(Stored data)
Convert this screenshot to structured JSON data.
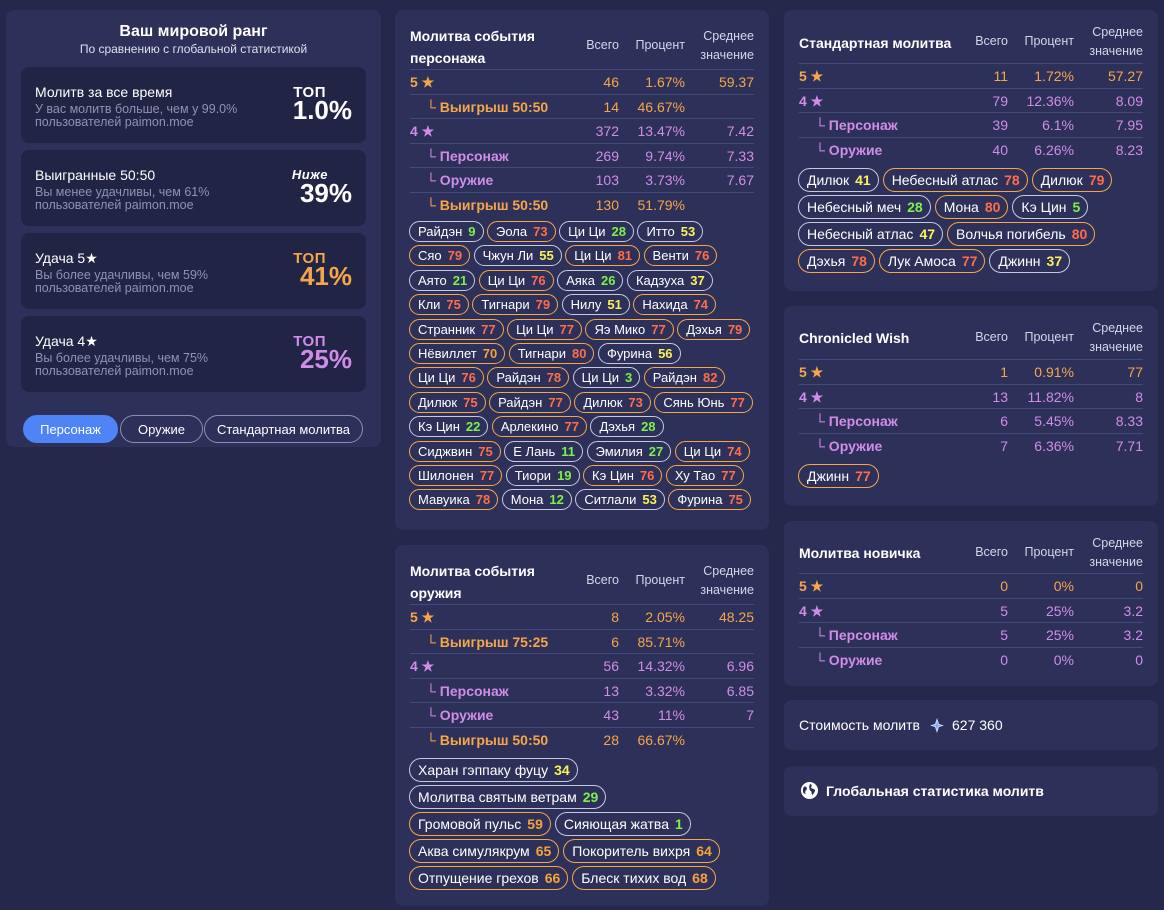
{
  "rank": {
    "title": "Ваш мировой ранг",
    "subtitle": "По сравнению с глобальной статистикой",
    "items": [
      {
        "label": "Молитв за все время",
        "desc": "У вас молитв больше, чем у 99.0% пользователей paimon.moe",
        "word": "ТОП",
        "value": "1.0%",
        "color": "#ffffff"
      },
      {
        "label": "Выигранные 50:50",
        "desc": "Вы менее удачливы, чем 61% пользователей paimon.moe",
        "word": "Ниже",
        "value": "39%",
        "color": "#ffffff"
      },
      {
        "label": "Удача 5★",
        "desc": "Вы более удачливы, чем 59% пользователей paimon.moe",
        "word": "ТОП",
        "value": "41%",
        "color": "#f6a64a"
      },
      {
        "label": "Удача 4★",
        "desc": "Вы более удачливы, чем 75% пользователей paimon.moe",
        "word": "ТОП",
        "value": "25%",
        "color": "#d08de7"
      }
    ],
    "tabs": [
      "Персонаж",
      "Оружие",
      "Стандартная молитва"
    ]
  },
  "headers": {
    "total": "Всего",
    "percent": "Процент",
    "avg1": "Среднее",
    "avg2": "значение"
  },
  "char_event": {
    "title1": "Молитва события",
    "title2": "персонажа",
    "rows": [
      {
        "label": "5 ★",
        "total": "46",
        "percent": "1.67%",
        "avg": "59.37"
      },
      {
        "label": "└ Выигрыш 50:50",
        "total": "14",
        "percent": "46.67%",
        "avg": ""
      },
      {
        "label": "4 ★",
        "total": "372",
        "percent": "13.47%",
        "avg": "7.42"
      },
      {
        "label": "└ Персонаж",
        "total": "269",
        "percent": "9.74%",
        "avg": "7.33"
      },
      {
        "label": "└ Оружие",
        "total": "103",
        "percent": "3.73%",
        "avg": "7.67"
      },
      {
        "label": "└ Выигрыш 50:50",
        "total": "130",
        "percent": "51.79%",
        "avg": ""
      }
    ],
    "pills": [
      {
        "name": "Райдэн",
        "n": "9",
        "c": "g"
      },
      {
        "name": "Эола",
        "n": "73",
        "c": "r"
      },
      {
        "name": "Ци Ци",
        "n": "28",
        "c": "g"
      },
      {
        "name": "Итто",
        "n": "53",
        "c": "y"
      },
      {
        "name": "Сяо",
        "n": "79",
        "c": "r"
      },
      {
        "name": "Чжун Ли",
        "n": "55",
        "c": "y"
      },
      {
        "name": "Ци Ци",
        "n": "81",
        "c": "r"
      },
      {
        "name": "Венти",
        "n": "76",
        "c": "r"
      },
      {
        "name": "Аято",
        "n": "21",
        "c": "g"
      },
      {
        "name": "Ци Ци",
        "n": "76",
        "c": "r"
      },
      {
        "name": "Аяка",
        "n": "26",
        "c": "g"
      },
      {
        "name": "Кадзуха",
        "n": "37",
        "c": "y"
      },
      {
        "name": "Кли",
        "n": "75",
        "c": "r"
      },
      {
        "name": "Тигнари",
        "n": "79",
        "c": "r"
      },
      {
        "name": "Нилу",
        "n": "51",
        "c": "y"
      },
      {
        "name": "Нахида",
        "n": "74",
        "c": "r"
      },
      {
        "name": "Странник",
        "n": "77",
        "c": "r"
      },
      {
        "name": "Ци Ци",
        "n": "77",
        "c": "r"
      },
      {
        "name": "Яэ Мико",
        "n": "77",
        "c": "r"
      },
      {
        "name": "Дэхья",
        "n": "79",
        "c": "r"
      },
      {
        "name": "Нёвиллет",
        "n": "70",
        "c": "o"
      },
      {
        "name": "Тигнари",
        "n": "80",
        "c": "r"
      },
      {
        "name": "Фурина",
        "n": "56",
        "c": "y"
      },
      {
        "name": "Ци Ци",
        "n": "76",
        "c": "r"
      },
      {
        "name": "Райдэн",
        "n": "78",
        "c": "r"
      },
      {
        "name": "Ци Ци",
        "n": "3",
        "c": "g"
      },
      {
        "name": "Райдэн",
        "n": "82",
        "c": "r"
      },
      {
        "name": "Дилюк",
        "n": "75",
        "c": "r"
      },
      {
        "name": "Райдэн",
        "n": "77",
        "c": "r"
      },
      {
        "name": "Дилюк",
        "n": "73",
        "c": "r"
      },
      {
        "name": "Сянь Юнь",
        "n": "77",
        "c": "r"
      },
      {
        "name": "Кэ Цин",
        "n": "22",
        "c": "g"
      },
      {
        "name": "Арлекино",
        "n": "77",
        "c": "r"
      },
      {
        "name": "Дэхья",
        "n": "28",
        "c": "g"
      },
      {
        "name": "Сиджвин",
        "n": "75",
        "c": "r"
      },
      {
        "name": "Е Лань",
        "n": "11",
        "c": "g"
      },
      {
        "name": "Эмилия",
        "n": "27",
        "c": "g"
      },
      {
        "name": "Ци Ци",
        "n": "74",
        "c": "r"
      },
      {
        "name": "Шилонен",
        "n": "77",
        "c": "r"
      },
      {
        "name": "Тиори",
        "n": "19",
        "c": "g"
      },
      {
        "name": "Кэ Цин",
        "n": "76",
        "c": "r"
      },
      {
        "name": "Ху Тао",
        "n": "77",
        "c": "r"
      },
      {
        "name": "Мавуика",
        "n": "78",
        "c": "r"
      },
      {
        "name": "Мона",
        "n": "12",
        "c": "g"
      },
      {
        "name": "Ситлали",
        "n": "53",
        "c": "y"
      },
      {
        "name": "Фурина",
        "n": "75",
        "c": "r"
      }
    ]
  },
  "weapon_event": {
    "title1": "Молитва события",
    "title2": "оружия",
    "rows": [
      {
        "label": "5 ★",
        "total": "8",
        "percent": "2.05%",
        "avg": "48.25"
      },
      {
        "label": "└ Выигрыш 75:25",
        "total": "6",
        "percent": "85.71%",
        "avg": ""
      },
      {
        "label": "4 ★",
        "total": "56",
        "percent": "14.32%",
        "avg": "6.96"
      },
      {
        "label": "└ Персонаж",
        "total": "13",
        "percent": "3.32%",
        "avg": "6.85"
      },
      {
        "label": "└ Оружие",
        "total": "43",
        "percent": "11%",
        "avg": "7"
      },
      {
        "label": "└ Выигрыш 50:50",
        "total": "28",
        "percent": "66.67%",
        "avg": ""
      }
    ],
    "pills": [
      {
        "name": "Харан гэппаку фуцу",
        "n": "34",
        "c": "y"
      },
      {
        "name": "Молитва святым ветрам",
        "n": "29",
        "c": "g"
      },
      {
        "name": "Громовой пульс",
        "n": "59",
        "c": "o"
      },
      {
        "name": "Сияющая жатва",
        "n": "1",
        "c": "g"
      },
      {
        "name": "Аква симулякрум",
        "n": "65",
        "c": "o"
      },
      {
        "name": "Покоритель вихря",
        "n": "64",
        "c": "o"
      },
      {
        "name": "Отпущение грехов",
        "n": "66",
        "c": "o"
      },
      {
        "name": "Блеск тихих вод",
        "n": "68",
        "c": "o"
      }
    ]
  },
  "standard": {
    "title": "Стандартная молитва",
    "rows": [
      {
        "label": "5 ★",
        "total": "11",
        "percent": "1.72%",
        "avg": "57.27"
      },
      {
        "label": "4 ★",
        "total": "79",
        "percent": "12.36%",
        "avg": "8.09"
      },
      {
        "label": "└ Персонаж",
        "total": "39",
        "percent": "6.1%",
        "avg": "7.95"
      },
      {
        "label": "└ Оружие",
        "total": "40",
        "percent": "6.26%",
        "avg": "8.23"
      }
    ],
    "pills": [
      {
        "name": "Дилюк",
        "n": "41",
        "c": "y"
      },
      {
        "name": "Небесный атлас",
        "n": "78",
        "c": "r"
      },
      {
        "name": "Дилюк",
        "n": "79",
        "c": "r"
      },
      {
        "name": "Небесный меч",
        "n": "28",
        "c": "g"
      },
      {
        "name": "Мона",
        "n": "80",
        "c": "r"
      },
      {
        "name": "Кэ Цин",
        "n": "5",
        "c": "g"
      },
      {
        "name": "Небесный атлас",
        "n": "47",
        "c": "y"
      },
      {
        "name": "Волчья погибель",
        "n": "80",
        "c": "r"
      },
      {
        "name": "Дэхья",
        "n": "78",
        "c": "r"
      },
      {
        "name": "Лук Амоса",
        "n": "77",
        "c": "r"
      },
      {
        "name": "Джинн",
        "n": "37",
        "c": "y"
      }
    ]
  },
  "chronicled": {
    "title": "Chronicled Wish",
    "rows": [
      {
        "label": "5 ★",
        "total": "1",
        "percent": "0.91%",
        "avg": "77"
      },
      {
        "label": "4 ★",
        "total": "13",
        "percent": "11.82%",
        "avg": "8"
      },
      {
        "label": "└ Персонаж",
        "total": "6",
        "percent": "5.45%",
        "avg": "8.33"
      },
      {
        "label": "└ Оружие",
        "total": "7",
        "percent": "6.36%",
        "avg": "7.71"
      }
    ],
    "pills": [
      {
        "name": "Джинн",
        "n": "77",
        "c": "r"
      }
    ]
  },
  "beginner": {
    "title": "Молитва новичка",
    "rows": [
      {
        "label": "5 ★",
        "total": "0",
        "percent": "0%",
        "avg": "0"
      },
      {
        "label": "4 ★",
        "total": "5",
        "percent": "25%",
        "avg": "3.2"
      },
      {
        "label": "└ Персонаж",
        "total": "5",
        "percent": "25%",
        "avg": "3.2"
      },
      {
        "label": "└ Оружие",
        "total": "0",
        "percent": "0%",
        "avg": "0"
      }
    ]
  },
  "cost": {
    "label": "Стоимость молитв",
    "value": "627 360",
    "icon": "primogem-icon"
  },
  "global": {
    "label": "Глобальная статистика молитв",
    "icon": "globe-icon"
  }
}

• **YOUR TASK**:
Copy out every line of the listing that contains the string "удачливы".

• **EXERCISE RESULT**:
        "desc": "Вы менее удачливы, чем 61% пользователей paimon.moe",
        "desc": "Вы более удачливы, чем 59% пользователей paimon.moe",
        "desc": "Вы более удачливы, чем 75% пользователей paimon.moe",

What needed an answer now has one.